## Exercise requirements
All records are to be reproduced verbatim, with images omitted.

** Opening Entries provided block **

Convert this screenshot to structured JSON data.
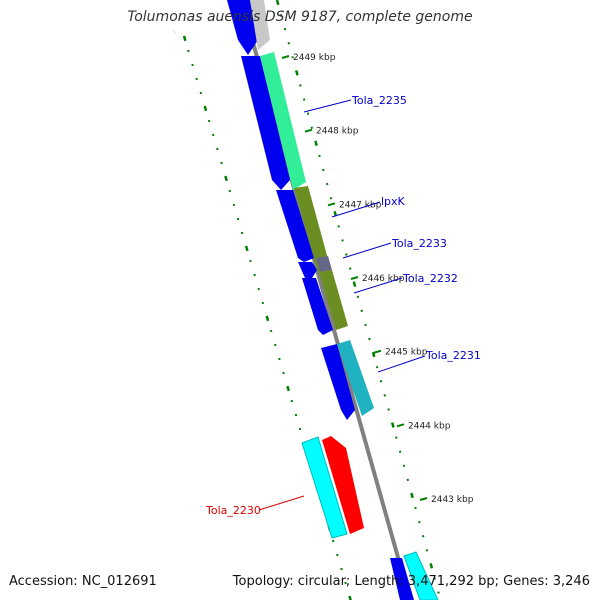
{
  "title": "Tolumonas auensis DSM 9187, complete genome",
  "footer": {
    "accession_label": "Accession:",
    "accession": "NC_012691",
    "topology_label": "Topology:",
    "topology": "circular",
    "length_label": "Length:",
    "length": "3,471,292 bp",
    "genes_label": "Genes:",
    "genes": "3,246"
  },
  "scale": {
    "unit": "kbp",
    "ticks": [
      {
        "value": 2449,
        "label": "2449 kbp"
      },
      {
        "value": 2448,
        "label": "2448 kbp"
      },
      {
        "value": 2447,
        "label": "2447 kbp"
      },
      {
        "value": 2446,
        "label": "2446 kbp"
      },
      {
        "value": 2445,
        "label": "2445 kbp"
      },
      {
        "value": 2444,
        "label": "2444 kbp"
      },
      {
        "value": 2443,
        "label": "2443 kbp"
      }
    ]
  },
  "gene_labels": [
    {
      "name": "Tola_2235",
      "color": "#0000cc"
    },
    {
      "name": "lpxK",
      "color": "#0000cc"
    },
    {
      "name": "Tola_2233",
      "color": "#0000cc"
    },
    {
      "name": "Tola_2232",
      "color": "#0000cc"
    },
    {
      "name": "Tola_2231",
      "color": "#0000cc"
    },
    {
      "name": "Tola_2230",
      "color": "#dd0000"
    }
  ],
  "colors": {
    "backbone": "#808080",
    "cds_forward": "#0000ee",
    "cds_reverse": "#0000ee",
    "cog_green": "#33ee99",
    "cog_olive": "#6b8e23",
    "cog_teal": "#20b2c0",
    "cog_cyan": "#00ffff",
    "cog_red": "#ff0000",
    "cog_gray": "#c8c8c8",
    "tick": "#008000"
  }
}
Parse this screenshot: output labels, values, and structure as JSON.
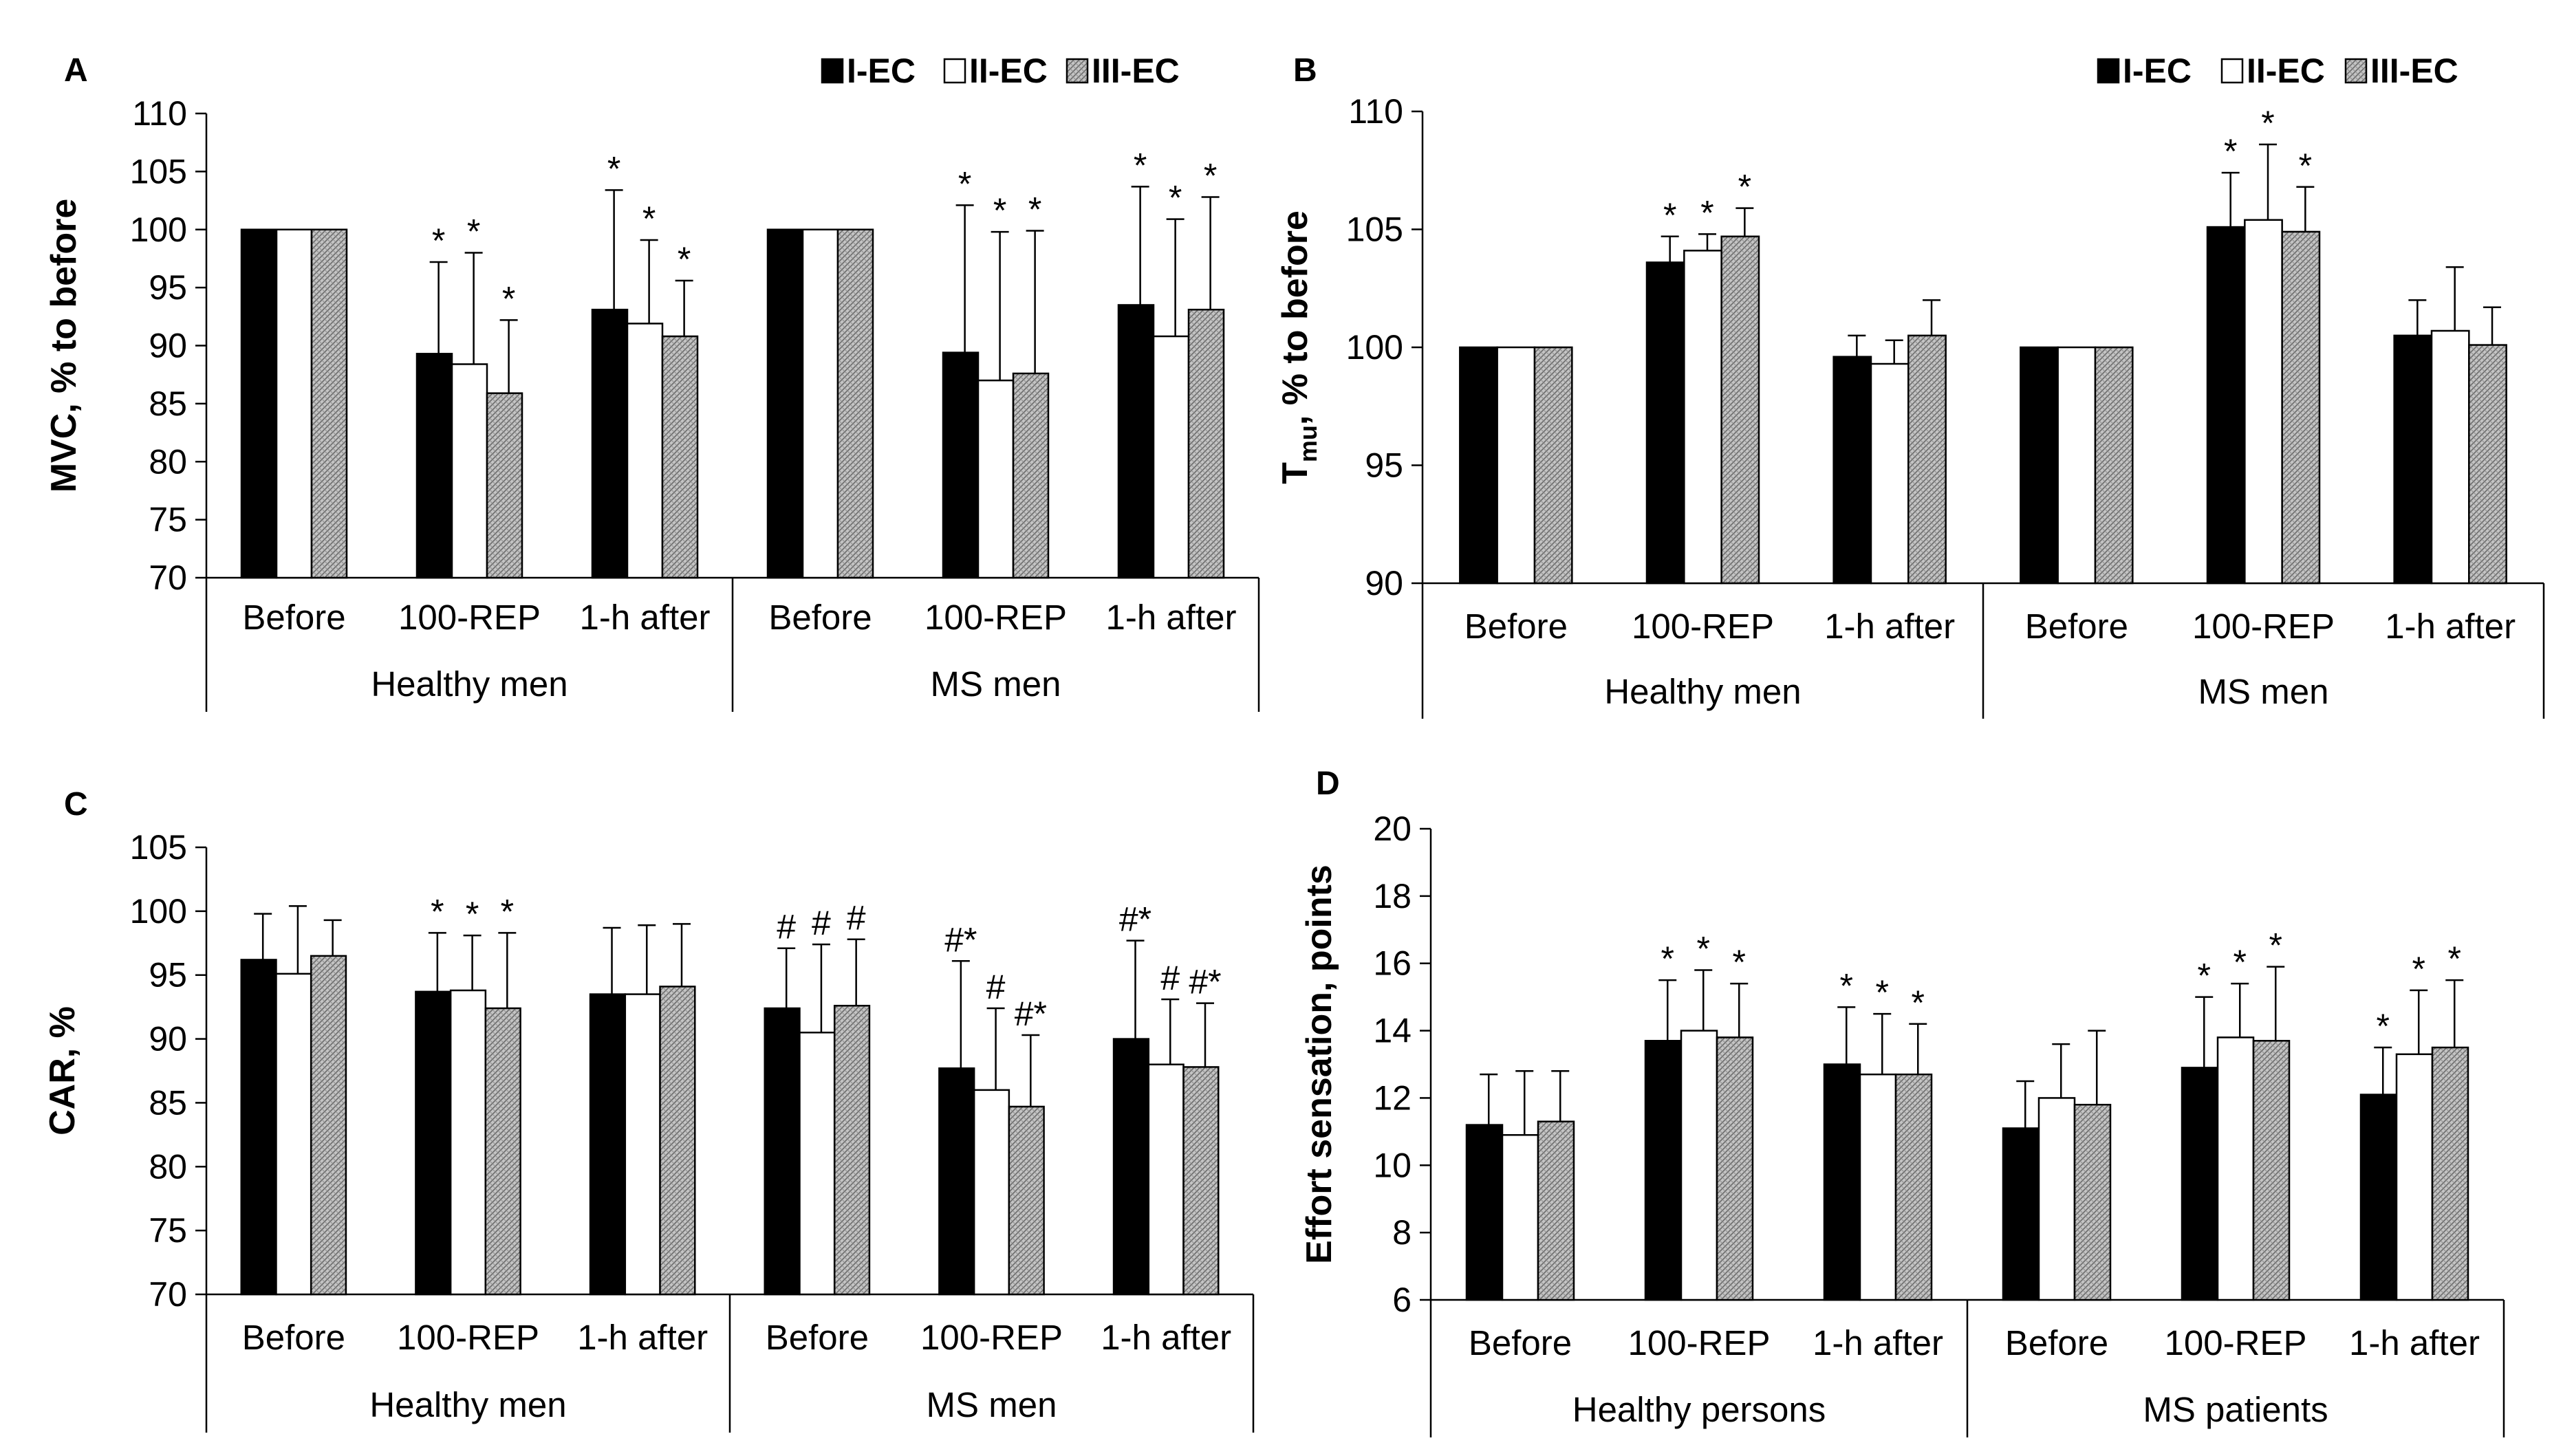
{
  "legend": {
    "series": [
      "I-EC",
      "II-EC",
      "III-EC"
    ],
    "colors": [
      "#000000",
      "#ffffff",
      "#b8b8b8"
    ]
  },
  "chart_data": [
    {
      "panel": "A",
      "type": "bar",
      "ylabel": "MVC, % to before",
      "ylim": [
        70,
        110
      ],
      "yticks": [
        70,
        75,
        80,
        85,
        90,
        95,
        100,
        105,
        110
      ],
      "groups": [
        "Healthy men",
        "MS men"
      ],
      "categories": [
        "Before",
        "100-REP",
        "1-h after",
        "Before",
        "100-REP",
        "1-h after"
      ],
      "series": [
        {
          "name": "I-EC",
          "values": [
            100,
            89.3,
            93.1,
            100,
            89.4,
            93.5
          ],
          "errors": [
            0,
            7.9,
            10.3,
            0,
            12.7,
            10.2
          ],
          "annotations": [
            "",
            "*",
            "*",
            "",
            "*",
            "*"
          ]
        },
        {
          "name": "II-EC",
          "values": [
            100,
            88.4,
            91.9,
            100,
            87.0,
            90.8
          ],
          "errors": [
            0,
            9.6,
            7.2,
            0,
            12.8,
            10.1
          ],
          "annotations": [
            "",
            "*",
            "*",
            "",
            "*",
            "*"
          ]
        },
        {
          "name": "III-EC",
          "values": [
            100,
            85.9,
            90.8,
            100,
            87.6,
            93.1
          ],
          "errors": [
            0,
            6.3,
            4.8,
            0,
            12.3,
            9.7
          ],
          "annotations": [
            "",
            "*",
            "*",
            "",
            "*",
            "*"
          ]
        }
      ]
    },
    {
      "panel": "B",
      "type": "bar",
      "ylabel_main": "T",
      "ylabel_sub": "mu",
      "ylabel_rest": ", % to before",
      "ylim": [
        90,
        110
      ],
      "yticks": [
        90,
        95,
        100,
        105,
        110
      ],
      "groups": [
        "Healthy men",
        "MS men"
      ],
      "categories": [
        "Before",
        "100-REP",
        "1-h after",
        "Before",
        "100-REP",
        "1-h after"
      ],
      "series": [
        {
          "name": "I-EC",
          "values": [
            100,
            103.6,
            99.6,
            100,
            105.1,
            100.5
          ],
          "errors": [
            0,
            1.1,
            0.9,
            0,
            2.3,
            1.5
          ],
          "annotations": [
            "",
            "*",
            "",
            "",
            "*",
            ""
          ]
        },
        {
          "name": "II-EC",
          "values": [
            100,
            104.1,
            99.3,
            100,
            105.4,
            100.7
          ],
          "errors": [
            0,
            0.7,
            1.0,
            0,
            3.2,
            2.7
          ],
          "annotations": [
            "",
            "*",
            "",
            "",
            "*",
            ""
          ]
        },
        {
          "name": "III-EC",
          "values": [
            100,
            104.7,
            100.5,
            100,
            104.9,
            100.1
          ],
          "errors": [
            0,
            1.2,
            1.5,
            0,
            1.9,
            1.6
          ],
          "annotations": [
            "",
            "*",
            "",
            "",
            "*",
            ""
          ]
        }
      ]
    },
    {
      "panel": "C",
      "type": "bar",
      "ylabel": "CAR, %",
      "ylim": [
        70,
        105
      ],
      "yticks": [
        70,
        75,
        80,
        85,
        90,
        95,
        100,
        105
      ],
      "groups": [
        "Healthy men",
        "MS men"
      ],
      "categories": [
        "Before",
        "100-REP",
        "1-h after",
        "Before",
        "100-REP",
        "1-h after"
      ],
      "series": [
        {
          "name": "I-EC",
          "values": [
            96.2,
            93.7,
            93.5,
            92.4,
            87.7,
            90.0
          ],
          "errors": [
            3.6,
            4.6,
            5.2,
            4.7,
            8.4,
            7.7
          ],
          "annotations": [
            "",
            "*",
            "",
            "#",
            "#*",
            "#*"
          ]
        },
        {
          "name": "II-EC",
          "values": [
            95.1,
            93.8,
            93.5,
            90.5,
            86.0,
            88.0
          ],
          "errors": [
            5.3,
            4.3,
            5.4,
            6.9,
            6.4,
            5.1
          ],
          "annotations": [
            "",
            "*",
            "",
            "#",
            "#",
            "#"
          ]
        },
        {
          "name": "III-EC",
          "values": [
            96.5,
            92.4,
            94.1,
            92.6,
            84.7,
            87.8
          ],
          "errors": [
            2.8,
            5.9,
            4.9,
            5.2,
            5.6,
            5.0
          ],
          "annotations": [
            "",
            "*",
            "",
            "#",
            "#*",
            "#*"
          ]
        }
      ]
    },
    {
      "panel": "D",
      "type": "bar",
      "ylabel": "Effort sensation, points",
      "ylim": [
        6,
        20
      ],
      "yticks": [
        6,
        8,
        10,
        12,
        14,
        16,
        18,
        20
      ],
      "groups": [
        "Healthy persons",
        "MS patients"
      ],
      "categories": [
        "Before",
        "100-REP",
        "1-h after",
        "Before",
        "100-REP",
        "1-h after"
      ],
      "series": [
        {
          "name": "I-EC",
          "values": [
            11.2,
            13.7,
            13.0,
            11.1,
            12.9,
            12.1
          ],
          "errors": [
            1.5,
            1.8,
            1.7,
            1.4,
            2.1,
            1.4
          ],
          "annotations": [
            "",
            "*",
            "*",
            "",
            "*",
            "*"
          ]
        },
        {
          "name": "II-EC",
          "values": [
            10.9,
            14.0,
            12.7,
            12.0,
            13.8,
            13.3
          ],
          "errors": [
            1.9,
            1.8,
            1.8,
            1.6,
            1.6,
            1.9
          ],
          "annotations": [
            "",
            "*",
            "*",
            "",
            "*",
            "*"
          ]
        },
        {
          "name": "III-EC",
          "values": [
            11.3,
            13.8,
            12.7,
            11.8,
            13.7,
            13.5
          ],
          "errors": [
            1.5,
            1.6,
            1.5,
            2.2,
            2.2,
            2.0
          ],
          "annotations": [
            "",
            "*",
            "*",
            "",
            "*",
            "*"
          ]
        }
      ]
    }
  ]
}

** Closing Entries provided block **

## Result of the task
Convert this screenshot to structured JSON data.
{
  "title": "Tolumonas auensis DSM 9187, complete genome",
  "footer": {
    "accession_label": "Accession:",
    "accession": "NC_012691",
    "topology_label": "Topology:",
    "topology": "circular",
    "length_label": "Length:",
    "length": "3,471,292 bp",
    "genes_label": "Genes:",
    "genes": "3,246"
  },
  "scale": {
    "unit": "kbp",
    "ticks": [
      {
        "value": 2449,
        "label": "2449 kbp"
      },
      {
        "value": 2448,
        "label": "2448 kbp"
      },
      {
        "value": 2447,
        "label": "2447 kbp"
      },
      {
        "value": 2446,
        "label": "2446 kbp"
      },
      {
        "value": 2445,
        "label": "2445 kbp"
      },
      {
        "value": 2444,
        "label": "2444 kbp"
      },
      {
        "value": 2443,
        "label": "2443 kbp"
      }
    ]
  },
  "gene_labels": [
    {
      "name": "Tola_2235",
      "color": "#0000cc"
    },
    {
      "name": "lpxK",
      "color": "#0000cc"
    },
    {
      "name": "Tola_2233",
      "color": "#0000cc"
    },
    {
      "name": "Tola_2232",
      "color": "#0000cc"
    },
    {
      "name": "Tola_2231",
      "color": "#0000cc"
    },
    {
      "name": "Tola_2230",
      "color": "#dd0000"
    }
  ],
  "colors": {
    "backbone": "#808080",
    "cds_forward": "#0000ee",
    "cds_reverse": "#0000ee",
    "cog_green": "#33ee99",
    "cog_olive": "#6b8e23",
    "cog_teal": "#20b2c0",
    "cog_cyan": "#00ffff",
    "cog_red": "#ff0000",
    "cog_gray": "#c8c8c8",
    "tick": "#008000"
  }
}
Parse this screenshot: output labels, values, and structure as JSON.
{
  "legend": {
    "series": [
      "I-EC",
      "II-EC",
      "III-EC"
    ],
    "colors": [
      "#000000",
      "#ffffff",
      "#b8b8b8"
    ]
  },
  "chart_data": [
    {
      "panel": "A",
      "type": "bar",
      "ylabel": "MVC, % to before",
      "ylim": [
        70,
        110
      ],
      "yticks": [
        70,
        75,
        80,
        85,
        90,
        95,
        100,
        105,
        110
      ],
      "groups": [
        "Healthy men",
        "MS men"
      ],
      "categories": [
        "Before",
        "100-REP",
        "1-h after",
        "Before",
        "100-REP",
        "1-h after"
      ],
      "series": [
        {
          "name": "I-EC",
          "values": [
            100,
            89.3,
            93.1,
            100,
            89.4,
            93.5
          ],
          "errors": [
            0,
            7.9,
            10.3,
            0,
            12.7,
            10.2
          ],
          "annotations": [
            "",
            "*",
            "*",
            "",
            "*",
            "*"
          ]
        },
        {
          "name": "II-EC",
          "values": [
            100,
            88.4,
            91.9,
            100,
            87.0,
            90.8
          ],
          "errors": [
            0,
            9.6,
            7.2,
            0,
            12.8,
            10.1
          ],
          "annotations": [
            "",
            "*",
            "*",
            "",
            "*",
            "*"
          ]
        },
        {
          "name": "III-EC",
          "values": [
            100,
            85.9,
            90.8,
            100,
            87.6,
            93.1
          ],
          "errors": [
            0,
            6.3,
            4.8,
            0,
            12.3,
            9.7
          ],
          "annotations": [
            "",
            "*",
            "*",
            "",
            "*",
            "*"
          ]
        }
      ]
    },
    {
      "panel": "B",
      "type": "bar",
      "ylabel_main": "T",
      "ylabel_sub": "mu",
      "ylabel_rest": ", % to before",
      "ylim": [
        90,
        110
      ],
      "yticks": [
        90,
        95,
        100,
        105,
        110
      ],
      "groups": [
        "Healthy men",
        "MS men"
      ],
      "categories": [
        "Before",
        "100-REP",
        "1-h after",
        "Before",
        "100-REP",
        "1-h after"
      ],
      "series": [
        {
          "name": "I-EC",
          "values": [
            100,
            103.6,
            99.6,
            100,
            105.1,
            100.5
          ],
          "errors": [
            0,
            1.1,
            0.9,
            0,
            2.3,
            1.5
          ],
          "annotations": [
            "",
            "*",
            "",
            "",
            "*",
            ""
          ]
        },
        {
          "name": "II-EC",
          "values": [
            100,
            104.1,
            99.3,
            100,
            105.4,
            100.7
          ],
          "errors": [
            0,
            0.7,
            1.0,
            0,
            3.2,
            2.7
          ],
          "annotations": [
            "",
            "*",
            "",
            "",
            "*",
            ""
          ]
        },
        {
          "name": "III-EC",
          "values": [
            100,
            104.7,
            100.5,
            100,
            104.9,
            100.1
          ],
          "errors": [
            0,
            1.2,
            1.5,
            0,
            1.9,
            1.6
          ],
          "annotations": [
            "",
            "*",
            "",
            "",
            "*",
            ""
          ]
        }
      ]
    },
    {
      "panel": "C",
      "type": "bar",
      "ylabel": "CAR, %",
      "ylim": [
        70,
        105
      ],
      "yticks": [
        70,
        75,
        80,
        85,
        90,
        95,
        100,
        105
      ],
      "groups": [
        "Healthy men",
        "MS men"
      ],
      "categories": [
        "Before",
        "100-REP",
        "1-h after",
        "Before",
        "100-REP",
        "1-h after"
      ],
      "series": [
        {
          "name": "I-EC",
          "values": [
            96.2,
            93.7,
            93.5,
            92.4,
            87.7,
            90.0
          ],
          "errors": [
            3.6,
            4.6,
            5.2,
            4.7,
            8.4,
            7.7
          ],
          "annotations": [
            "",
            "*",
            "",
            "#",
            "#*",
            "#*"
          ]
        },
        {
          "name": "II-EC",
          "values": [
            95.1,
            93.8,
            93.5,
            90.5,
            86.0,
            88.0
          ],
          "errors": [
            5.3,
            4.3,
            5.4,
            6.9,
            6.4,
            5.1
          ],
          "annotations": [
            "",
            "*",
            "",
            "#",
            "#",
            "#"
          ]
        },
        {
          "name": "III-EC",
          "values": [
            96.5,
            92.4,
            94.1,
            92.6,
            84.7,
            87.8
          ],
          "errors": [
            2.8,
            5.9,
            4.9,
            5.2,
            5.6,
            5.0
          ],
          "annotations": [
            "",
            "*",
            "",
            "#",
            "#*",
            "#*"
          ]
        }
      ]
    },
    {
      "panel": "D",
      "type": "bar",
      "ylabel": "Effort sensation, points",
      "ylim": [
        6,
        20
      ],
      "yticks": [
        6,
        8,
        10,
        12,
        14,
        16,
        18,
        20
      ],
      "groups": [
        "Healthy persons",
        "MS patients"
      ],
      "categories": [
        "Before",
        "100-REP",
        "1-h after",
        "Before",
        "100-REP",
        "1-h after"
      ],
      "series": [
        {
          "name": "I-EC",
          "values": [
            11.2,
            13.7,
            13.0,
            11.1,
            12.9,
            12.1
          ],
          "errors": [
            1.5,
            1.8,
            1.7,
            1.4,
            2.1,
            1.4
          ],
          "annotations": [
            "",
            "*",
            "*",
            "",
            "*",
            "*"
          ]
        },
        {
          "name": "II-EC",
          "values": [
            10.9,
            14.0,
            12.7,
            12.0,
            13.8,
            13.3
          ],
          "errors": [
            1.9,
            1.8,
            1.8,
            1.6,
            1.6,
            1.9
          ],
          "annotations": [
            "",
            "*",
            "*",
            "",
            "*",
            "*"
          ]
        },
        {
          "name": "III-EC",
          "values": [
            11.3,
            13.8,
            12.7,
            11.8,
            13.7,
            13.5
          ],
          "errors": [
            1.5,
            1.6,
            1.5,
            2.2,
            2.2,
            2.0
          ],
          "annotations": [
            "",
            "*",
            "*",
            "",
            "*",
            "*"
          ]
        }
      ]
    }
  ]
}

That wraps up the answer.